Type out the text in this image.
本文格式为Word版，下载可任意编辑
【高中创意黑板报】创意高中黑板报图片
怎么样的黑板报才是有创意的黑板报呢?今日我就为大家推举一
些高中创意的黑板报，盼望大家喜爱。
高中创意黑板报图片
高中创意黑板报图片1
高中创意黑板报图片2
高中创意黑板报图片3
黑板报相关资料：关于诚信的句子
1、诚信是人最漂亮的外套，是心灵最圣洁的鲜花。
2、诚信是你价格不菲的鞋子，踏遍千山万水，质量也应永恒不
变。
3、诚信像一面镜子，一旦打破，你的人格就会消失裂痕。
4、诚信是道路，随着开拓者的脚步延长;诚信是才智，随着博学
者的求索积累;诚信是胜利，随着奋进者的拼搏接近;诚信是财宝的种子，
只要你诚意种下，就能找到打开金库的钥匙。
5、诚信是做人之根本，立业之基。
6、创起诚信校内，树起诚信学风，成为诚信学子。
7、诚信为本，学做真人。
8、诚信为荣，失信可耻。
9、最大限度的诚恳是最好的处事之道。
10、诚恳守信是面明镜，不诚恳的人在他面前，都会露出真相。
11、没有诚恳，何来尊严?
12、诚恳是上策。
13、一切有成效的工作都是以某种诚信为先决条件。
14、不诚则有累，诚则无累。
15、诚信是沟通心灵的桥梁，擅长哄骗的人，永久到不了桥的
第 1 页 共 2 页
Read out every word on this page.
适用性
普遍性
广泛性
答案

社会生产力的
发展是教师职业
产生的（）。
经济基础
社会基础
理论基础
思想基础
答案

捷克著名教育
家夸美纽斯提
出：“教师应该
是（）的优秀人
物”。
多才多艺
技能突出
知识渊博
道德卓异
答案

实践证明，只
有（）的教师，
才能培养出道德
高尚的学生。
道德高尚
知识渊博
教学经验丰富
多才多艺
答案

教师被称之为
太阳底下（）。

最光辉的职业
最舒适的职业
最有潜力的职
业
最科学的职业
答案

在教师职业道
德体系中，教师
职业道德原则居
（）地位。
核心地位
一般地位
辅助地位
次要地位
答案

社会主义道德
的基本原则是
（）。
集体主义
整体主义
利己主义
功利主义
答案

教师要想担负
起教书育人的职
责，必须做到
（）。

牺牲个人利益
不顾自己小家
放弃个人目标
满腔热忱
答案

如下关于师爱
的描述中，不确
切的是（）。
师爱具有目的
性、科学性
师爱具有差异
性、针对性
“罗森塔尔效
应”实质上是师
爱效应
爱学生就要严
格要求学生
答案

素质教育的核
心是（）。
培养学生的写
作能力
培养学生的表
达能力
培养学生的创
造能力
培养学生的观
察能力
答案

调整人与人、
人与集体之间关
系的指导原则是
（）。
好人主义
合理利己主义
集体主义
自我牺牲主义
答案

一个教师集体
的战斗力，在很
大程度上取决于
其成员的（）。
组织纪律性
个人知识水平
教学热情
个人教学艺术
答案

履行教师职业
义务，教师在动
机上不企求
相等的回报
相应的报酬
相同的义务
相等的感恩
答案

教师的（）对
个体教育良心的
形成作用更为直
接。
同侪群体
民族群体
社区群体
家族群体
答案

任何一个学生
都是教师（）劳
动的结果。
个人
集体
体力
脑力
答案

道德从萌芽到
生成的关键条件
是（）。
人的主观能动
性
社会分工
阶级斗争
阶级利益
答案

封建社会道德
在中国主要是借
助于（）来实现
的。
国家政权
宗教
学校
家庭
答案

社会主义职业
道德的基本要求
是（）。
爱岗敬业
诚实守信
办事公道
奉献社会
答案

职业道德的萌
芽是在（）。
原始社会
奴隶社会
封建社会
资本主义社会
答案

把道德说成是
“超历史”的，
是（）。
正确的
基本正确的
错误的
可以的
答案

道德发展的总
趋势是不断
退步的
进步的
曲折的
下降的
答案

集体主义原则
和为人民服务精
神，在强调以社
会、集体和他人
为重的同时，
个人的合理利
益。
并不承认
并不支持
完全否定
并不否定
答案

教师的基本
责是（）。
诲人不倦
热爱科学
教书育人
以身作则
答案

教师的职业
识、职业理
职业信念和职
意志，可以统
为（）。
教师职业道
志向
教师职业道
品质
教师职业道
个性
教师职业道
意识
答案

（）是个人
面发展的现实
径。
- - - - -
__What this task involves__
Show the data once more, exactly as it was written.

__The output__
Type out the text in this image.
本文格式为Word版，下载可任意编辑
【高中创意黑板报】创意高中黑板报图片
怎么样的黑板报才是有创意的黑板报呢?今日我就为大家推举一
些高中创意的黑板报，盼望大家喜爱。
高中创意黑板报图片
高中创意黑板报图片1
高中创意黑板报图片2
高中创意黑板报图片3
黑板报相关资料：关于诚信的句子
1、诚信是人最漂亮的外套，是心灵最圣洁的鲜花。
2、诚信是你价格不菲的鞋子，踏遍千山万水，质量也应永恒不
变。
3、诚信像一面镜子，一旦打破，你的人格就会消失裂痕。
4、诚信是道路，随着开拓者的脚步延长;诚信是才智，随着博学
者的求索积累;诚信是胜利，随着奋进者的拼搏接近;诚信是财宝的种子，
只要你诚意种下，就能找到打开金库的钥匙。
5、诚信是做人之根本，立业之基。
6、创起诚信校内，树起诚信学风，成为诚信学子。
7、诚信为本，学做真人。
8、诚信为荣，失信可耻。
9、最大限度的诚恳是最好的处事之道。
10、诚恳守信是面明镜，不诚恳的人在他面前，都会露出真相。
11、没有诚恳，何来尊严?
12、诚恳是上策。
13、一切有成效的工作都是以某种诚信为先决条件。
14、不诚则有累，诚则无累。
15、诚信是沟通心灵的桥梁，擅长哄骗的人，永久到不了桥的
第 1 页 共 2 页
Read out every word on this page.
适用性
普遍性
广泛性
答案

社会生产力的
发展是教师职业
产生的（）。
经济基础
社会基础
理论基础
思想基础
答案

捷克著名教育
家夸美纽斯提
出：“教师应该
是（）的优秀人
物”。
多才多艺
技能突出
知识渊博
道德卓异
答案

实践证明，只
有（）的教师，
才能培养出道德
高尚的学生。
道德高尚
知识渊博
教学经验丰富
多才多艺
答案

教师被称之为
太阳底下（）。

最光辉的职业
最舒适的职业
最有潜力的职
业
最科学的职业
答案

在教师职业道
德体系中，教师
职业道德原则居
（）地位。
核心地位
一般地位
辅助地位
次要地位
答案

社会主义道德
的基本原则是
（）。
集体主义
整体主义
利己主义
功利主义
答案

教师要想担负
起教书育人的职
责，必须做到
（）。

牺牲个人利益
不顾自己小家
放弃个人目标
满腔热忱
答案

如下关于师爱
的描述中，不确
切的是（）。
师爱具有目的
性、科学性
师爱具有差异
性、针对性
“罗森塔尔效
应”实质上是师
爱效应
爱学生就要严
格要求学生
答案

素质教育的核
心是（）。
培养学生的写
作能力
培养学生的表
达能力
培养学生的创
造能力
培养学生的观
察能力
答案

调整人与人、
人与集体之间关
系的指导原则是
（）。
好人主义
合理利己主义
集体主义
自我牺牲主义
答案

一个教师集体
的战斗力，在很
大程度上取决于
其成员的（）。
组织纪律性
个人知识水平
教学热情
个人教学艺术
答案

履行教师职业
义务，教师在动
机上不企求
相等的回报
相应的报酬
相同的义务
相等的感恩
答案

教师的（）对
个体教育良心的
形成作用更为直
接。
同侪群体
民族群体
社区群体
家族群体
答案

任何一个学生
都是教师（）劳
动的结果。
个人
集体
体力
脑力
答案

道德从萌芽到
生成的关键条件
是（）。
人的主观能动
性
社会分工
阶级斗争
阶级利益
答案

封建社会道德
在中国主要是借
助于（）来实现
的。
国家政权
宗教
学校
家庭
答案

社会主义职业
道德的基本要求
是（）。
爱岗敬业
诚实守信
办事公道
奉献社会
答案

职业道德的萌
芽是在（）。
原始社会
奴隶社会
封建社会
资本主义社会
答案

把道德说成是
“超历史”的，
是（）。
正确的
基本正确的
错误的
可以的
答案

道德发展的总
趋势是不断
退步的
进步的
曲折的
下降的
答案

集体主义原则
和为人民服务精
神，在强调以社
会、集体和他人
为重的同时，
个人的合理利
益。
并不承认
并不支持
完全否定
并不否定
答案

教师的基本
责是（）。
诲人不倦
热爱科学
教书育人
以身作则
答案

教师的职业
识、职业理
职业信念和职
意志，可以统
为（）。
教师职业道
志向
教师职业道
品质
教师职业道
个性
教师职业道
意识
答案

（）是个人
面发展的现实
径。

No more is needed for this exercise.